[Element-and-box listings]
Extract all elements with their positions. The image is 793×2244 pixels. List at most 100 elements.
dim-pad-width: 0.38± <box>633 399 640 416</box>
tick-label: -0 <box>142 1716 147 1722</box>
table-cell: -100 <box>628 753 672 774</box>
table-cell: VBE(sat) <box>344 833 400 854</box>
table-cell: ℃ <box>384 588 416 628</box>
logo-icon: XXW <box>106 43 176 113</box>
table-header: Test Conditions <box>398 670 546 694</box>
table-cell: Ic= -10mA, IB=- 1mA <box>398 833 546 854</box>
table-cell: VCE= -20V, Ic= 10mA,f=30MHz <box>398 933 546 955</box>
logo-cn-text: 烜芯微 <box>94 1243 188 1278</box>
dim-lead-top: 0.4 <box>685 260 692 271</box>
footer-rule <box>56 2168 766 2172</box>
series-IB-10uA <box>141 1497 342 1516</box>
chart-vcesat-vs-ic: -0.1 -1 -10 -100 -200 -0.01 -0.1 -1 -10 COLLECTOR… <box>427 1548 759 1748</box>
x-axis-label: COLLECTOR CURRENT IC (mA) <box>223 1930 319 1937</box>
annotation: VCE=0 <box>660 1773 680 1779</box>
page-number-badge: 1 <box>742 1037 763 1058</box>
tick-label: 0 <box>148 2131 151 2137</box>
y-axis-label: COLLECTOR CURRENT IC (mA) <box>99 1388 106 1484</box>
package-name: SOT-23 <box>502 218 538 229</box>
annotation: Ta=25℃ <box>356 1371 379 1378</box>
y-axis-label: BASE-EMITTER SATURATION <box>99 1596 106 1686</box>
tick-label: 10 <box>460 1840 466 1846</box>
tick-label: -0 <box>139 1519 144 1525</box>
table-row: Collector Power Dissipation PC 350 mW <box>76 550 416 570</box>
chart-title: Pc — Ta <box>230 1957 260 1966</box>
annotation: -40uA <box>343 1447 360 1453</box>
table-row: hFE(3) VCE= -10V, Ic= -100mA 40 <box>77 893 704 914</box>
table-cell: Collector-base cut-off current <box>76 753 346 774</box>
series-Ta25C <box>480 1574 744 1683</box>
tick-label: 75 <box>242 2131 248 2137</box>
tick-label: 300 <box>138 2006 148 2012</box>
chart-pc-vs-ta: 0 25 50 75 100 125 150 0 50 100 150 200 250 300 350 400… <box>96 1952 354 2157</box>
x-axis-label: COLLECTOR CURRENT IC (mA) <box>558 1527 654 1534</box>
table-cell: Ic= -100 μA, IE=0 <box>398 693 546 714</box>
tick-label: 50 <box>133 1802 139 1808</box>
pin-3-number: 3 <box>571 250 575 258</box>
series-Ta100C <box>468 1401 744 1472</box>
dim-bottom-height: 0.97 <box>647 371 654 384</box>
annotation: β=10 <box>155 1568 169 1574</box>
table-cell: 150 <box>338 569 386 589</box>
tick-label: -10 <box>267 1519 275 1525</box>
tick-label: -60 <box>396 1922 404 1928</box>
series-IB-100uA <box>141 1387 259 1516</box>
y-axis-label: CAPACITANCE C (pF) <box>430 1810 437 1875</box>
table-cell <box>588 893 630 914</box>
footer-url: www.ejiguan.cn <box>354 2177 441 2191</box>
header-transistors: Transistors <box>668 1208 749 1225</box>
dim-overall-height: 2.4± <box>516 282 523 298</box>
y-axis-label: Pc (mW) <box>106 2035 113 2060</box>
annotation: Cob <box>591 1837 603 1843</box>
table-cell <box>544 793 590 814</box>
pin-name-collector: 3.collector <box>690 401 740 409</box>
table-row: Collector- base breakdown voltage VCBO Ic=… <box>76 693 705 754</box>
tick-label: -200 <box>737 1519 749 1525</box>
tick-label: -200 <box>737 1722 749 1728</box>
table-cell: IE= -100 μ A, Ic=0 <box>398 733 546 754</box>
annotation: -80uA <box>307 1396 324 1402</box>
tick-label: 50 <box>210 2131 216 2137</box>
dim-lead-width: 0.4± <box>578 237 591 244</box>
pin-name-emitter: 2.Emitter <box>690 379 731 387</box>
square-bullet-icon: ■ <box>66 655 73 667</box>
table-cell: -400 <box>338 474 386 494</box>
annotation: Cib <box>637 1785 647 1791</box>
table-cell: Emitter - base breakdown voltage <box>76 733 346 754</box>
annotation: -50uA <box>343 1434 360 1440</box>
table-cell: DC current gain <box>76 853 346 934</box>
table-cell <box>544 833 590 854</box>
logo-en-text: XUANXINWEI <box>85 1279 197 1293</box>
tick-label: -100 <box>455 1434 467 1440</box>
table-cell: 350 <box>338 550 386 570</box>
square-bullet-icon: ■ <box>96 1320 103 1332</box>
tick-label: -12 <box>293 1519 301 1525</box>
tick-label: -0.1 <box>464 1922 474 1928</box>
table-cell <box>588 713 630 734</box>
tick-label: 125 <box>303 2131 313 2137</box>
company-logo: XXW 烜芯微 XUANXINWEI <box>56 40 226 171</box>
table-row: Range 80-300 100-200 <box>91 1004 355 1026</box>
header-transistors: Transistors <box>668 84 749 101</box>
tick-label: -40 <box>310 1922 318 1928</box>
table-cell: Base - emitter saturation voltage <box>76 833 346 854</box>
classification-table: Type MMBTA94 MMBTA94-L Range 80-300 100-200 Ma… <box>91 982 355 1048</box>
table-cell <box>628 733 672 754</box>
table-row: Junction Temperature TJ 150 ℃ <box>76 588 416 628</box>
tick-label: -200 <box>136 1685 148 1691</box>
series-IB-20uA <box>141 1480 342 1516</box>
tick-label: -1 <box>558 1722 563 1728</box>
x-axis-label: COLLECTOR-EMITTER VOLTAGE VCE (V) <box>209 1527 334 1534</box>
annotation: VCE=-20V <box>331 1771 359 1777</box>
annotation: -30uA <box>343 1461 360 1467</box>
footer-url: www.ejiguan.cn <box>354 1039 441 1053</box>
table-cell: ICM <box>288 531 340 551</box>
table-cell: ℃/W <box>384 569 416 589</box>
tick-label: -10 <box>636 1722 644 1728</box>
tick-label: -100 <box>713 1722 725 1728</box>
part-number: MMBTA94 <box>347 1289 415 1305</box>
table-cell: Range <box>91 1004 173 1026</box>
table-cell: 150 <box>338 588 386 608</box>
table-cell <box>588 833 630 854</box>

WHAT TO DO: Could you rewrite all of the lines above with each "tick-label" changed to "tick-text" and nothing else altered?

REPLY TO THE EXERCISE:
Extract all elements with their positions. The image is 793×2244 pixels. List at most 100 elements.
dim-pad-width: 0.38± <box>633 399 640 416</box>
tick-text: -0 <box>142 1716 147 1722</box>
table-cell: -100 <box>628 753 672 774</box>
table-cell: VBE(sat) <box>344 833 400 854</box>
table-cell: ℃ <box>384 588 416 628</box>
logo-icon: XXW <box>106 43 176 113</box>
table-header: Test Conditions <box>398 670 546 694</box>
table-cell: Ic= -10mA, IB=- 1mA <box>398 833 546 854</box>
table-cell: VCE= -20V, Ic= 10mA,f=30MHz <box>398 933 546 955</box>
logo-cn-text: 烜芯微 <box>94 1243 188 1278</box>
dim-lead-top: 0.4 <box>685 260 692 271</box>
footer-rule <box>56 2168 766 2172</box>
series-IB-10uA <box>141 1497 342 1516</box>
chart-vcesat-vs-ic: -0.1 -1 -10 -100 -200 -0.01 -0.1 -1 -10 COLLECTOR… <box>427 1548 759 1748</box>
x-axis-label: COLLECTOR CURRENT IC (mA) <box>223 1930 319 1937</box>
annotation: VCE=0 <box>660 1773 680 1779</box>
page-number-badge: 1 <box>742 1037 763 1058</box>
tick-text: 0 <box>148 2131 151 2137</box>
y-axis-label: COLLECTOR CURRENT IC (mA) <box>99 1388 106 1484</box>
package-name: SOT-23 <box>502 218 538 229</box>
annotation: Ta=25℃ <box>356 1371 379 1378</box>
y-axis-label: BASE-EMITTER SATURATION <box>99 1596 106 1686</box>
tick-text: 10 <box>460 1840 466 1846</box>
tick-text: -0 <box>139 1519 144 1525</box>
table-row: Collector Power Dissipation PC 350 mW <box>76 550 416 570</box>
chart-title: Pc — Ta <box>230 1957 260 1966</box>
annotation: -40uA <box>343 1447 360 1453</box>
table-row: hFE(3) VCE= -10V, Ic= -100mA 40 <box>77 893 704 914</box>
table-cell: Collector-base cut-off current <box>76 753 346 774</box>
series-Ta25C <box>480 1574 744 1683</box>
tick-text: 75 <box>242 2131 248 2137</box>
tick-text: 300 <box>138 2006 148 2012</box>
chart-pc-vs-ta: 0 25 50 75 100 125 150 0 50 100 150 200 250 300 350 400… <box>96 1952 354 2157</box>
x-axis-label: COLLECTOR CURRENT IC (mA) <box>558 1527 654 1534</box>
table-cell: Ic= -100 μA, IE=0 <box>398 693 546 714</box>
tick-text: 50 <box>133 1802 139 1808</box>
pin-3-number: 3 <box>571 250 575 258</box>
series-Ta100C <box>468 1401 744 1472</box>
dim-bottom-height: 0.97 <box>647 371 654 384</box>
annotation: β=10 <box>155 1568 169 1574</box>
table-cell: 150 <box>338 569 386 589</box>
tick-text: -10 <box>267 1519 275 1525</box>
tick-text: -60 <box>396 1922 404 1928</box>
series-IB-100uA <box>141 1387 259 1516</box>
y-axis-label: CAPACITANCE C (pF) <box>430 1810 437 1875</box>
table-cell <box>588 893 630 914</box>
footer-url: www.ejiguan.cn <box>354 2177 441 2191</box>
header-transistors: Transistors <box>668 1208 749 1225</box>
dim-overall-height: 2.4± <box>516 282 523 298</box>
y-axis-label: Pc (mW) <box>106 2035 113 2060</box>
annotation: Cob <box>591 1837 603 1843</box>
table-cell <box>544 793 590 814</box>
pin-name-collector: 3.collector <box>690 401 740 409</box>
table-row: Collector- base breakdown voltage VCBO Ic=… <box>76 693 705 754</box>
tick-text: -200 <box>737 1519 749 1525</box>
tick-text: -200 <box>737 1722 749 1728</box>
table-cell: IE= -100 μ A, Ic=0 <box>398 733 546 754</box>
annotation: -80uA <box>307 1396 324 1402</box>
tick-text: 50 <box>210 2131 216 2137</box>
dim-lead-width: 0.4± <box>578 237 591 244</box>
pin-name-emitter: 2.Emitter <box>690 379 731 387</box>
square-bullet-icon: ■ <box>66 655 73 667</box>
table-cell: -400 <box>338 474 386 494</box>
annotation: Cib <box>637 1785 647 1791</box>
table-cell: Emitter - base breakdown voltage <box>76 733 346 754</box>
annotation: -50uA <box>343 1434 360 1440</box>
table-cell: DC current gain <box>76 853 346 934</box>
table-cell <box>544 833 590 854</box>
logo-en-text: XUANXINWEI <box>85 1279 197 1293</box>
tick-text: -100 <box>455 1434 467 1440</box>
table-cell: 350 <box>338 550 386 570</box>
square-bullet-icon: ■ <box>96 1320 103 1332</box>
tick-text: -12 <box>293 1519 301 1525</box>
tick-text: -0.1 <box>464 1922 474 1928</box>
table-cell <box>588 713 630 734</box>
tick-text: 125 <box>303 2131 313 2137</box>
company-logo: XXW 烜芯微 XUANXINWEI <box>56 40 226 171</box>
table-row: Range 80-300 100-200 <box>91 1004 355 1026</box>
header-transistors: Transistors <box>668 84 749 101</box>
tick-text: -40 <box>310 1922 318 1928</box>
table-cell: Base - emitter saturation voltage <box>76 833 346 854</box>
classification-table: Type MMBTA94 MMBTA94-L Range 80-300 100-200 Ma… <box>91 982 355 1048</box>
table-cell <box>628 733 672 754</box>
table-row: Junction Temperature TJ 150 ℃ <box>76 588 416 628</box>
tick-text: -200 <box>136 1685 148 1691</box>
series-IB-20uA <box>141 1480 342 1516</box>
tick-text: -1 <box>558 1722 563 1728</box>
x-axis-label: COLLECTOR-EMITTER VOLTAGE VCE (V) <box>209 1527 334 1534</box>
annotation: VCE=-20V <box>331 1771 359 1777</box>
annotation: -30uA <box>343 1461 360 1467</box>
footer-url: www.ejiguan.cn <box>354 1039 441 1053</box>
table-cell: ICM <box>288 531 340 551</box>
table-cell: ℃/W <box>384 569 416 589</box>
tick-text: -10 <box>636 1722 644 1728</box>
tick-text: -100 <box>713 1722 725 1728</box>
part-number: MMBTA94 <box>347 1289 415 1305</box>
table-cell: Range <box>91 1004 173 1026</box>
table-cell: 150 <box>338 588 386 608</box>
table-cell <box>588 833 630 854</box>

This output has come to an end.